#### SOURCE TEXT
----------

GEOM

GEOM: Energy-Annotated Molecular Conformations
Dataset Details
AuthorsSimon Axelrod, Rafael Gómez-Bombarelli
Paper TitleGEOM, energy-annotated molecular conformations for property prediction and molecular generation
InstitutionsHarvard University, MIT
Published InNature Scientific Data
CategoryComputational Chemistry
FormatSMILES (Canonicalized) RDKit mol objects MessagePack files Pickle files
SizeConformations: 37,000,000+
Molecules: 450,000+
DateSeptember 2025
Year2022
Links📊 Dataset🔗 DOI📄 Paper
GEOM dataset example molecule: N-(4-pyrimidin-2-yloxyphenyl)acetamide
Example SARS-CoV-2 3CL protease active molecule from the GEOM dataset

Key Contribution

GEOM addresses the lack of large-scale data linking molecular conformer ensembles to experimental properties by providing 450k+ molecules with 37M+ conformations, enabling more accurate machine learning models for property prediction and molecular generation.

Overview

The Geometric Ensemble Of Molecules (GEOM) dataset provides energy-annotated molecular conformations generated through systematic computational methods. The dataset includes molecules from drug discovery campaigns (AICures), quantum chemistry benchmarks (QM9), and molecular property prediction benchmarks (MoleculeNet), with conformations sampled using CREST/GFN2-xTB and a subset refined with high-quality DFT calculations.

----------

#### ENTRIES
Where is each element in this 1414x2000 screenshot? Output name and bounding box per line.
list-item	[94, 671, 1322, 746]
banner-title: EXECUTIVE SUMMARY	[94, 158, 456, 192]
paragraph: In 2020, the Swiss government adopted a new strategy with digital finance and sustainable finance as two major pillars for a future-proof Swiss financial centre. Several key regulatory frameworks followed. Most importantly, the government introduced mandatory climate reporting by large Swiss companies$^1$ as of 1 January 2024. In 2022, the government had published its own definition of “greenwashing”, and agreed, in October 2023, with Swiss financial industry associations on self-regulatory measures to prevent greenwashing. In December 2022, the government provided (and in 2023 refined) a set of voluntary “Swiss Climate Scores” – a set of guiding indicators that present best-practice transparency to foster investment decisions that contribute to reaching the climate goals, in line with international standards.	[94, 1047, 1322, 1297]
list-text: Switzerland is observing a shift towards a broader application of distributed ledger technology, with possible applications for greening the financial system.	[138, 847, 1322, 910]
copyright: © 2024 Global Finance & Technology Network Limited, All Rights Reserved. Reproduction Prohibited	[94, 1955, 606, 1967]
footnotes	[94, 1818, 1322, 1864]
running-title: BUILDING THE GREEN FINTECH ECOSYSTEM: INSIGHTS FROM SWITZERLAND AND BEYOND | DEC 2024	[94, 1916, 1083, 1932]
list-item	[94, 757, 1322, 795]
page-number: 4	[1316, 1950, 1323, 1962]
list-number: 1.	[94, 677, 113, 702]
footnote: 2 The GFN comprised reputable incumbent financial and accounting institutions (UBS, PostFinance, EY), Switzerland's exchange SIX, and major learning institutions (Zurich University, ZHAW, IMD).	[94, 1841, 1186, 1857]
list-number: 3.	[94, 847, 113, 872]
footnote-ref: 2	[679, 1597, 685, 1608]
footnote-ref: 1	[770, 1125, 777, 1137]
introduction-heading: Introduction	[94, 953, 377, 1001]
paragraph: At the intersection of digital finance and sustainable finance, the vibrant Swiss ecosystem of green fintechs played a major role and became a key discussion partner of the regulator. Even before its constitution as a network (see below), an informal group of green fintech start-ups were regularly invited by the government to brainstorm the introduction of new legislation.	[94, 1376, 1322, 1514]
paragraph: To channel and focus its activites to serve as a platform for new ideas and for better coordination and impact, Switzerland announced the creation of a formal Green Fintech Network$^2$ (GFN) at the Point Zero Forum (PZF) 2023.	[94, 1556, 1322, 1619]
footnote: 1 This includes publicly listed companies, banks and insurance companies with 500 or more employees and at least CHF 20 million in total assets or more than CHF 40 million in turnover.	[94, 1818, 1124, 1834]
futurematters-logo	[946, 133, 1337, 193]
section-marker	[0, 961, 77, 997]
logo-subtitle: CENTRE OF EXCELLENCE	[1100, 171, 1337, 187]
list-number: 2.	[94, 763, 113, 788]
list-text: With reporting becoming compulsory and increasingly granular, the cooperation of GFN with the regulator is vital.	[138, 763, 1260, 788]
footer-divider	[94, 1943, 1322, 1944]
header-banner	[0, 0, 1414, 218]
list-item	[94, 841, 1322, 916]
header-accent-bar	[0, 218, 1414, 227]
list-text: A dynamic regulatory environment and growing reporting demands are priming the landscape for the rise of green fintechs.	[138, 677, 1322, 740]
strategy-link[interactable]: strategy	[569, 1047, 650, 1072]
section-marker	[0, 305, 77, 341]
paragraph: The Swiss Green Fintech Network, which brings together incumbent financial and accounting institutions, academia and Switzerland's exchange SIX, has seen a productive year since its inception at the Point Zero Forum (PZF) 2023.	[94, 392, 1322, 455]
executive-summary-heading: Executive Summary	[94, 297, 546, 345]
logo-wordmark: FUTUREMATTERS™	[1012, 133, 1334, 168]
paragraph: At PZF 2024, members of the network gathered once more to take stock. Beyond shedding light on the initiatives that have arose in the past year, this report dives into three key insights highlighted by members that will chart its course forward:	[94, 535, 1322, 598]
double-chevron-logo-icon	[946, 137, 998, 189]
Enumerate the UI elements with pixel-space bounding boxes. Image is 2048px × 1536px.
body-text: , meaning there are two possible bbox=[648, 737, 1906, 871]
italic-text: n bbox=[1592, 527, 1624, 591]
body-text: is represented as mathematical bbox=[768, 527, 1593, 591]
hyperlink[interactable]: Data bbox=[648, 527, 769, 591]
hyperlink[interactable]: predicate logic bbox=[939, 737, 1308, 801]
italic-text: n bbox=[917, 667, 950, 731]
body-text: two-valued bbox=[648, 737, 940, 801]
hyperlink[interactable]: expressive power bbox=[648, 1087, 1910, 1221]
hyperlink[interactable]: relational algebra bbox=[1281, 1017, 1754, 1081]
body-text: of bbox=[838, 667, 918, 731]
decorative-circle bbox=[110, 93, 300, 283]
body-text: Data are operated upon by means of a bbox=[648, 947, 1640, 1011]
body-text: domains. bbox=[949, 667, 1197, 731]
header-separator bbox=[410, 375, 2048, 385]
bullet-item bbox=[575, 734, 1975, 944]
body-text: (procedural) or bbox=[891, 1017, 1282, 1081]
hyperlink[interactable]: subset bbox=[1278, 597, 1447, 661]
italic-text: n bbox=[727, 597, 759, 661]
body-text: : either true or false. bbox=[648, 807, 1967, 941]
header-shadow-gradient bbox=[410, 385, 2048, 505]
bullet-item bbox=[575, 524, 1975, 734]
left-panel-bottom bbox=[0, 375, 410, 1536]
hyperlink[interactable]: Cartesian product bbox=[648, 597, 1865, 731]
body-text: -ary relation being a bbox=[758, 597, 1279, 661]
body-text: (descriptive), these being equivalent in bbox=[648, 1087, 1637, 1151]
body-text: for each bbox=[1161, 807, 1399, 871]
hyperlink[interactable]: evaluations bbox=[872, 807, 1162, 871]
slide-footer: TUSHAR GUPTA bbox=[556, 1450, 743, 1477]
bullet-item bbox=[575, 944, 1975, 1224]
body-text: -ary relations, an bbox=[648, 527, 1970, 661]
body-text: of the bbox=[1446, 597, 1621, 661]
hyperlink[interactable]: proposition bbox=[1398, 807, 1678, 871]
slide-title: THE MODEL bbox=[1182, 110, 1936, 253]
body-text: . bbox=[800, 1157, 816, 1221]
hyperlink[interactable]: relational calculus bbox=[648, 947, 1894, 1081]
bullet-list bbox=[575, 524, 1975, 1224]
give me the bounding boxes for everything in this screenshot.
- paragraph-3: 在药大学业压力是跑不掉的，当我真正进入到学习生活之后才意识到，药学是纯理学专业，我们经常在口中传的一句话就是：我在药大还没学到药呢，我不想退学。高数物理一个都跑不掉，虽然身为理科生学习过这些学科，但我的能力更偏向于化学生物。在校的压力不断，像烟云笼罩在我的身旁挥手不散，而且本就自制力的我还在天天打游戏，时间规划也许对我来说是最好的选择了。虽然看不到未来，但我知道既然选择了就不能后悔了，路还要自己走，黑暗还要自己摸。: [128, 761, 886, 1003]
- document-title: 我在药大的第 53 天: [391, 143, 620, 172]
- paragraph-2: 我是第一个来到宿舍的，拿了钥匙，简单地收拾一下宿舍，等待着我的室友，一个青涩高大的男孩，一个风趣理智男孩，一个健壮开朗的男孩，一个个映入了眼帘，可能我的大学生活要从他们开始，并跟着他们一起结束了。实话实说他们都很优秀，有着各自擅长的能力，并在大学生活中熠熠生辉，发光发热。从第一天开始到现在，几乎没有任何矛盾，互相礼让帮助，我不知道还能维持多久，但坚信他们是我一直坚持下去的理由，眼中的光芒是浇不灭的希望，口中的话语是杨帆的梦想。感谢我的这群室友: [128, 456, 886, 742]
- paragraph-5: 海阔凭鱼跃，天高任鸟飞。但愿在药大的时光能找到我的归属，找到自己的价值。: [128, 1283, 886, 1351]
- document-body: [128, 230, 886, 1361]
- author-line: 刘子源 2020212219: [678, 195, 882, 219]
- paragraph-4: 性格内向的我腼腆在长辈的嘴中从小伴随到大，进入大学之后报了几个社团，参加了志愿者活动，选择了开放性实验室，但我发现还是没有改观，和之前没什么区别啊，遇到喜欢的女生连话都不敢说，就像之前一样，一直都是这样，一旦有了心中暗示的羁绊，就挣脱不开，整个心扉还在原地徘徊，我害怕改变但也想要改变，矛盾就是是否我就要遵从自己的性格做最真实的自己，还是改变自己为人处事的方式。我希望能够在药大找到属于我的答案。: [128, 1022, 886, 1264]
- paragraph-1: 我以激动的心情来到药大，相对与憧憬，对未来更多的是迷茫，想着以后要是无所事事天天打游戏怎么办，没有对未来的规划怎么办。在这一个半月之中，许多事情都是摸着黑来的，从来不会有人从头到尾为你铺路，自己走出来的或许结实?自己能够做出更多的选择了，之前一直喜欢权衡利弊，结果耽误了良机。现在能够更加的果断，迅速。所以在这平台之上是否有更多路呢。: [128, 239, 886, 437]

----------

#### EXERCISES TO COMPLETE
1. Using the GEOM dataset page, decide whether each statement agrees with it: (a) the dataset includes more than 450,000 molecules; (b) every conformation was refined with DFT calculations; (c) Stanford University is one of the listed institutions. Answer yes or no for each, quoting the words that settle it.
2. Retype everything in the GEOM dataset page from "The Geometric Ensemble" down to "high-quality DFT calculations.", without any changes.
The lines have no connection to the GEOM dataset page.

#### LIST OF SOLUTIONS
1.
(a) Yes: "Molecules: 450,000+"
(b) No: "a subset refined with high-quality DFT calculations"
(c) No: "Harvard University, MIT"

2.
The Geometric Ensemble Of Molecules (GEOM) dataset provides energy-annotated molecular conformations generated through systematic computational methods. The dataset includes molecules from drug discovery campaigns (AICures), quantum chemistry benchmarks (QM9), and molecular property prediction benchmarks (MoleculeNet), with conformations sampled using CREST/GFN2-xTB and a subset refined with high-quality DFT calculations.